[PROBLEM REQUIREMENTS]:
Write out everything from the start of the records down to and including the line containing "left-tick-label: -30.000 xyxy=(29,282,63,293)", substituting "secondary-tick-label" for every occurrence of "right-tick-label" and leaving all else unchanged.
## Begin
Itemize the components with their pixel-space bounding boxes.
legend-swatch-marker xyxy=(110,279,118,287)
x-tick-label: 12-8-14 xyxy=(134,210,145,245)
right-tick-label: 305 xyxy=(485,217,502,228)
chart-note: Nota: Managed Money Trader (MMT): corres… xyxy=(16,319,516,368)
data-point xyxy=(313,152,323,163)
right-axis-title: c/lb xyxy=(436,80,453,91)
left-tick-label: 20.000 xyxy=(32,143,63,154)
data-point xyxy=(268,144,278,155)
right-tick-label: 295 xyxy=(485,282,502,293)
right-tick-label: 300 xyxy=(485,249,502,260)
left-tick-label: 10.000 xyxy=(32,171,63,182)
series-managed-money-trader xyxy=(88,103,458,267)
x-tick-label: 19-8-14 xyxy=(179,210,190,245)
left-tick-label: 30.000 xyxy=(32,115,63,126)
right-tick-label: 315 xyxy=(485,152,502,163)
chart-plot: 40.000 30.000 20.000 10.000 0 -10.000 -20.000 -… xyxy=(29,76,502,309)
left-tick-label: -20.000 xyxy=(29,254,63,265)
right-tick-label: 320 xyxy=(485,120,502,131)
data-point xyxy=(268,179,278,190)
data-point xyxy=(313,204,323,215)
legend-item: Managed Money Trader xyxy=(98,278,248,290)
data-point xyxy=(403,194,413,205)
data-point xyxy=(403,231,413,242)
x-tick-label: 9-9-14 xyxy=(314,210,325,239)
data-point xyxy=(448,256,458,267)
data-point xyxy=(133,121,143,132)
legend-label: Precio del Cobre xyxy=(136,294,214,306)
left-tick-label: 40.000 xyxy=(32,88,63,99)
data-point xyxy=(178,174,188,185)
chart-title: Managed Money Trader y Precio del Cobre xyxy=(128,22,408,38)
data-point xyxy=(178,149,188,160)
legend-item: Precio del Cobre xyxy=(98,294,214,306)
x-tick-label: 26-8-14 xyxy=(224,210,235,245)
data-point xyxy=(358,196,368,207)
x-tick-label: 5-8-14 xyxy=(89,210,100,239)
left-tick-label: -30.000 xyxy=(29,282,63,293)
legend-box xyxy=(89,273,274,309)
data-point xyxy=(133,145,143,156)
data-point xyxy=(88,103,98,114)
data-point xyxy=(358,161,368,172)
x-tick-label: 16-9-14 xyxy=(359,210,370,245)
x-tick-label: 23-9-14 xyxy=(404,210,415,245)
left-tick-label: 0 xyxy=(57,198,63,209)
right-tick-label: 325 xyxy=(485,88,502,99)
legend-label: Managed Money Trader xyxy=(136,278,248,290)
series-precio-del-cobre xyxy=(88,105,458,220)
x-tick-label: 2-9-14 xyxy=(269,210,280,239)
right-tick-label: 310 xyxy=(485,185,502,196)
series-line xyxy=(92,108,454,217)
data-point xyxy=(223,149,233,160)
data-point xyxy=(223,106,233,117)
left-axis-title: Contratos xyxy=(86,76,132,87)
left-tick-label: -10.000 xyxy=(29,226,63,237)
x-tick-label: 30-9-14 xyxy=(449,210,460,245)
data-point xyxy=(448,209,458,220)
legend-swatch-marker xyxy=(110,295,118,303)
## End
[THE COMPLETED TASK]:
Itemize the components with their pixel-space bounding boxes.
legend-swatch-marker xyxy=(110,279,118,287)
x-tick-label: 12-8-14 xyxy=(134,210,145,245)
secondary-tick-label: 305 xyxy=(485,217,502,228)
chart-note: Nota: Managed Money Trader (MMT): corres… xyxy=(16,319,516,368)
data-point xyxy=(313,152,323,163)
right-axis-title: c/lb xyxy=(436,80,453,91)
left-tick-label: 20.000 xyxy=(32,143,63,154)
data-point xyxy=(268,144,278,155)
secondary-tick-label: 295 xyxy=(485,282,502,293)
secondary-tick-label: 300 xyxy=(485,249,502,260)
left-tick-label: 10.000 xyxy=(32,171,63,182)
series-managed-money-trader xyxy=(88,103,458,267)
x-tick-label: 19-8-14 xyxy=(179,210,190,245)
left-tick-label: 30.000 xyxy=(32,115,63,126)
secondary-tick-label: 315 xyxy=(485,152,502,163)
chart-plot: 40.000 30.000 20.000 10.000 0 -10.000 -20.000 -… xyxy=(29,76,502,309)
left-tick-label: -20.000 xyxy=(29,254,63,265)
secondary-tick-label: 320 xyxy=(485,120,502,131)
data-point xyxy=(268,179,278,190)
data-point xyxy=(313,204,323,215)
legend-item: Managed Money Trader xyxy=(98,278,248,290)
data-point xyxy=(403,194,413,205)
data-point xyxy=(403,231,413,242)
x-tick-label: 9-9-14 xyxy=(314,210,325,239)
data-point xyxy=(448,256,458,267)
data-point xyxy=(133,121,143,132)
legend-label: Precio del Cobre xyxy=(136,294,214,306)
left-tick-label: 40.000 xyxy=(32,88,63,99)
data-point xyxy=(178,174,188,185)
chart-title: Managed Money Trader y Precio del Cobre xyxy=(128,22,408,38)
data-point xyxy=(178,149,188,160)
legend-item: Precio del Cobre xyxy=(98,294,214,306)
x-tick-label: 26-8-14 xyxy=(224,210,235,245)
data-point xyxy=(358,196,368,207)
x-tick-label: 5-8-14 xyxy=(89,210,100,239)
left-tick-label: -30.000 xyxy=(29,282,63,293)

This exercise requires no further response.